The task: Find each line with the string "ajánlatokat" and copy it.

--- Start Records supplied ---

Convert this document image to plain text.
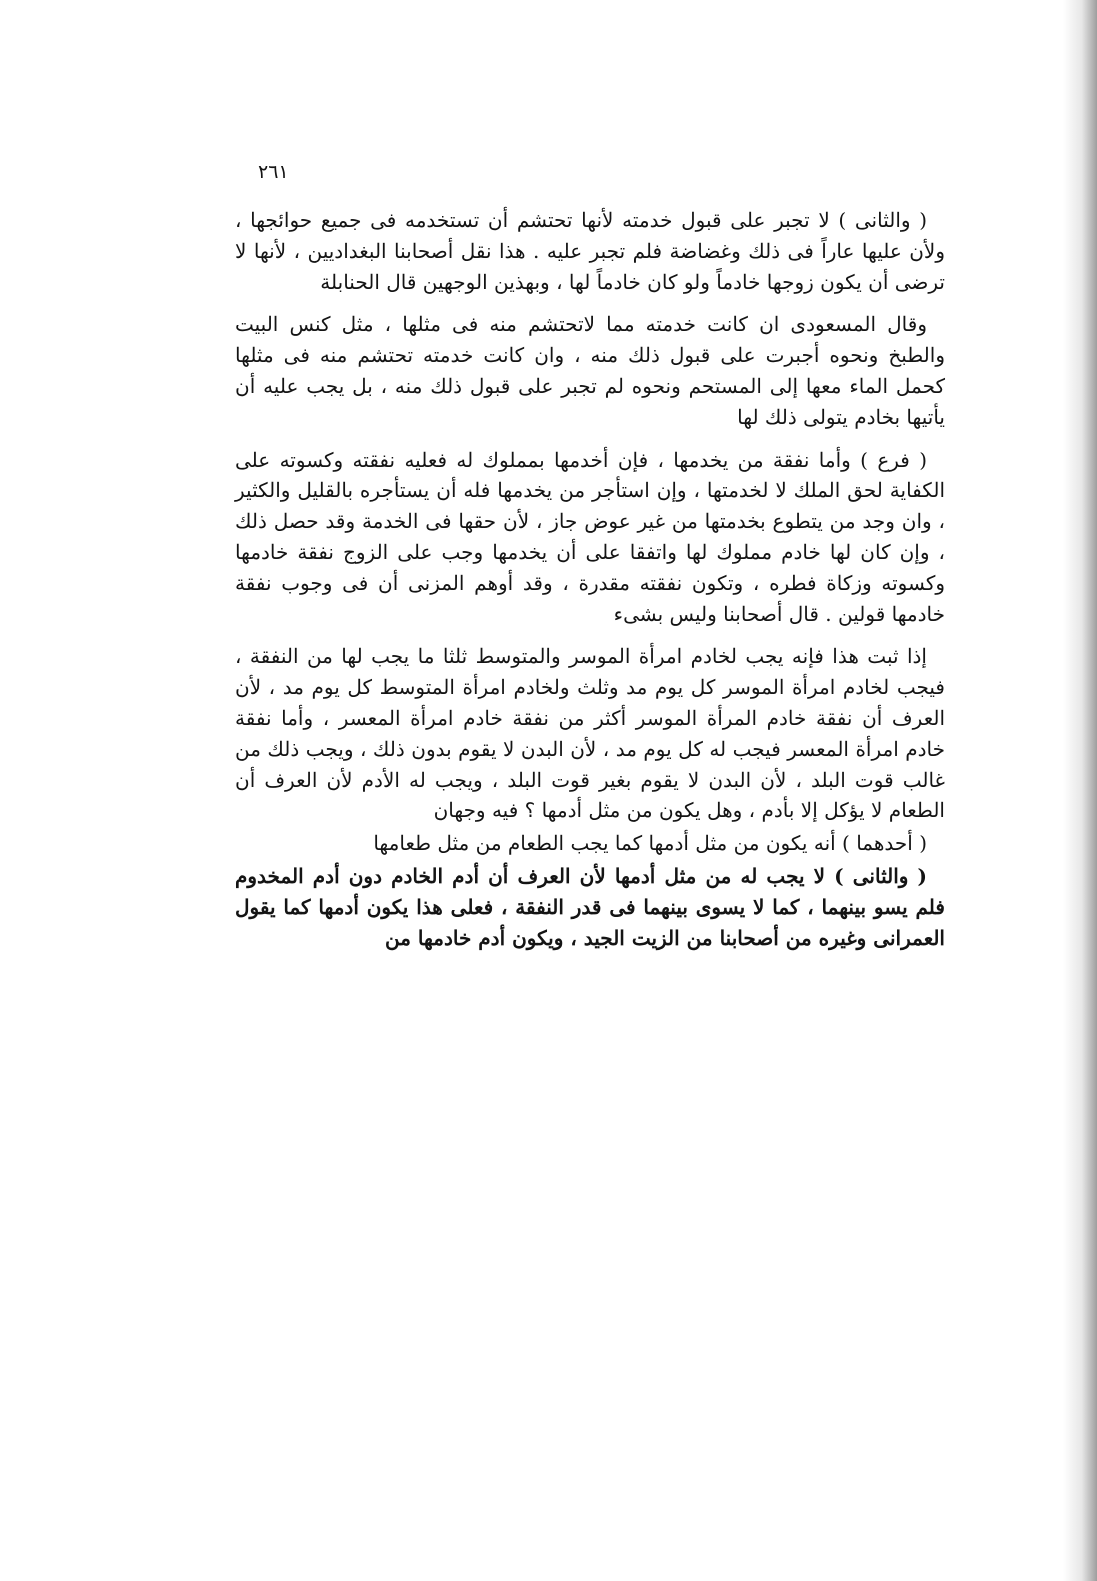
٢٦١

( والثانى ) لا تجبر على قبول خدمته لأنها تحتشم أن تستخدمه فى جميع حوائجها ، ولأن عليها عاراً فى ذلك وغضاضة فلم تجبر عليه . هذا نقل أصحابنا البغداديين ، لأنها لا ترضى أن يكون زوجها خادماً ولو كان خادماً لها ، وبهذين الوجهين قال الحنابلة

وقال المسعودى ان كانت خدمته مما لاتحتشم منه فى مثلها ، مثل كنس البيت والطبخ ونحوه أجبرت على قبول ذلك منه ، وان كانت خدمته تحتشم منه فى مثلها كحمل الماء معها إلى المستحم ونحوه لم تجبر على قبول ذلك منه ، بل يجب عليه أن يأتيها بخادم يتولى ذلك لها

( فرع ) وأما نفقة من يخدمها ، فإن أخدمها بمملوك له فعليه نفقته وكسوته على الكفاية لحق الملك لا لخدمتها ، وإن استأجر من يخدمها فله أن يستأجره بالقليل والكثير ، وان وجد من يتطوع بخدمتها من غير عوض جاز ، لأن حقها فى الخدمة وقد حصل ذلك ، وإن كان لها خادم مملوك لها واتفقا على أن يخدمها وجب على الزوج نفقة خادمها وكسوته وزكاة فطره ، وتكون نفقته مقدرة ، وقد أوهم المزنى أن فى وجوب نفقة خادمها قولين . قال أصحابنا وليس بشىء

إذا ثبت هذا فإنه يجب لخادم امرأة الموسر والمتوسط ثلثا ما يجب لها من النفقة ، فيجب لخادم امرأة الموسر كل يوم مد وثلث ولخادم امرأة المتوسط كل يوم مد ، لأن العرف أن نفقة خادم المرأة الموسر أكثر من نفقة خادم امرأة المعسر ، وأما نفقة خادم امرأة المعسر فيجب له كل يوم مد ، لأن البدن لا يقوم بدون ذلك ، ويجب ذلك من غالب قوت البلد ، لأن البدن لا يقوم بغير قوت البلد ، ويجب له الأدم لأن العرف أن الطعام لا يؤكل إلا بأدم ، وهل يكون من مثل أدمها ؟ فيه وجهان

( أحدهما ) أنه يكون من مثل أدمها كما يجب الطعام من مثل طعامها

( والثانى ) لا يجب له من مثل أدمها لأن العرف أن أدم الخادم دون أدم المخدوم فلم يسو بينهما ، كما لا يسوى بينهما فى قدر النفقة ، فعلى هذا يكون أدمها كما يقول العمرانى وغيره من أصحابنا من الزيت الجيد ، ويكون أدم خادمها من
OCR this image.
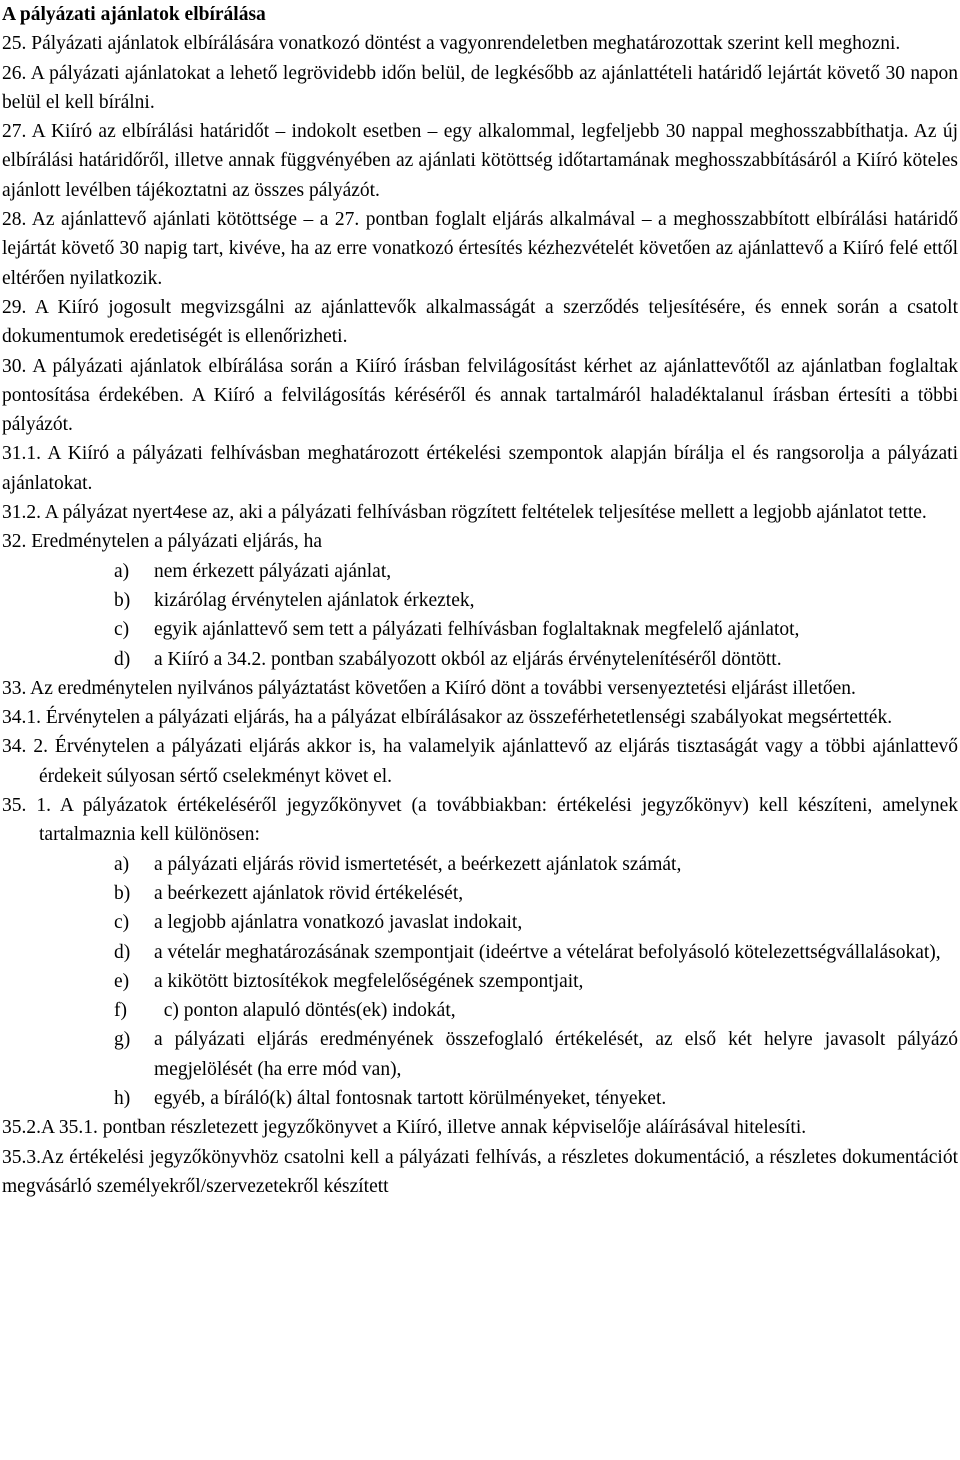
A pályázati ajánlatok elbírálása

25. Pályázati ajánlatok elbírálására vonatkozó döntést a vagyonrendeletben meghatározottak szerint kell meghozni.

26. A pályázati ajánlatokat a lehető legrövidebb időn belül, de legkésőbb az ajánlattételi határidő lejártát követő 30 napon belül el kell bírálni.

27. A Kiíró az elbírálási határidőt – indokolt esetben – egy alkalommal, legfeljebb 30 nappal meghosszabbíthatja. Az új elbírálási határidőről, illetve annak függvényében az ajánlati kötöttség időtartamának meghosszabbításáról a Kiíró köteles ajánlott levélben tájékoztatni az összes pályázót.

28. Az ajánlattevő ajánlati kötöttsége – a 27. pontban foglalt eljárás alkalmával – a meghosszabbított elbírálási határidő lejártát követő 30 napig tart, kivéve, ha az erre vonatkozó értesítés kézhezvételét követően az ajánlattevő a Kiíró felé ettől eltérően nyilatkozik.

29. A Kiíró jogosult megvizsgálni az ajánlattevők alkalmasságát a szerződés teljesítésére, és ennek során a csatolt dokumentumok eredetiségét is ellenőrizheti.

30. A pályázati ajánlatok elbírálása során a Kiíró írásban felvilágosítást kérhet az ajánlattevőtől az ajánlatban foglaltak pontosítása érdekében. A Kiíró a felvilágosítás kéréséről és annak tartalmáról haladéktalanul írásban értesíti a többi pályázót.

31.1. A Kiíró a pályázati felhívásban meghatározott értékelési szempontok alapján bírálja el és rangsorolja a pályázati ajánlatokat.

31.2. A pályázat nyert4ese az, aki a pályázati felhívásban rögzített feltételek teljesítése mellett a legjobb ajánlatot tette.

32. Eredménytelen a pályázati eljárás, ha

a)	nem érkezett pályázati ajánlat,
b)	kizárólag érvénytelen ajánlatok érkeztek,
c)	egyik ajánlattevő sem tett a pályázati felhívásban foglaltaknak megfelelő ajánlatot,
d)	a Kiíró a 34.2. pontban szabályozott okból az eljárás érvénytelenítéséről döntött.

33. Az eredménytelen nyilvános pályáztatást követően a Kiíró dönt a további versenyeztetési eljárást illetően.

34.1. Érvénytelen a pályázati eljárás, ha a pályázat elbírálásakor az összeférhetetlenségi szabályokat megsértették.

34. 2. Érvénytelen a pályázati eljárás akkor is, ha valamelyik ajánlattevő az eljárás tisztaságát vagy a többi ajánlattevő érdekeit súlyosan sértő cselekményt követ el.

35. 1. A pályázatok értékeléséről jegyzőkönyvet (a továbbiakban: értékelési jegyzőkönyv) kell készíteni, amelynek tartalmaznia kell különösen:

a)	a pályázati eljárás rövid ismertetését, a beérkezett ajánlatok számát,
b)	a beérkezett ajánlatok rövid értékelését,
c)	a legjobb ajánlatra vonatkozó javaslat indokait,
d)	a vételár meghatározásának szempontjait (ideértve a vételárat befolyásoló kötelezettségvállalásokat),
e)	a kikötött biztosítékok megfelelőségének szempontjait,
f)	c) ponton alapuló döntés(ek) indokát,
g)	a pályázati eljárás eredményének összefoglaló értékelését, az első két helyre javasolt pályázó megjelölését (ha erre mód van),
h)	egyéb, a bíráló(k) által fontosnak tartott körülményeket, tényeket.

35.2.A 35.1. pontban részletezett jegyzőkönyvet a Kiíró, illetve annak képviselője aláírásával hitelesíti.

35.3.Az értékelési jegyzőkönyvhöz csatolni kell a pályázati felhívás, a részletes dokumentáció, a részletes dokumentációt megvásárló személyekről/szervezetekről készített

--- End Records supplied ---

Solution:
26. A pályázati ajánlatokat a lehető legrövidebb időn belül, de legkésőbb az ajánlattételi határidő lejártát követő 30 napon belül el kell bírálni.
31.1. A Kiíró a pályázati felhívásban meghatározott értékelési szempontok alapján bírálja el és rangsorolja a pályázati ajánlatokat.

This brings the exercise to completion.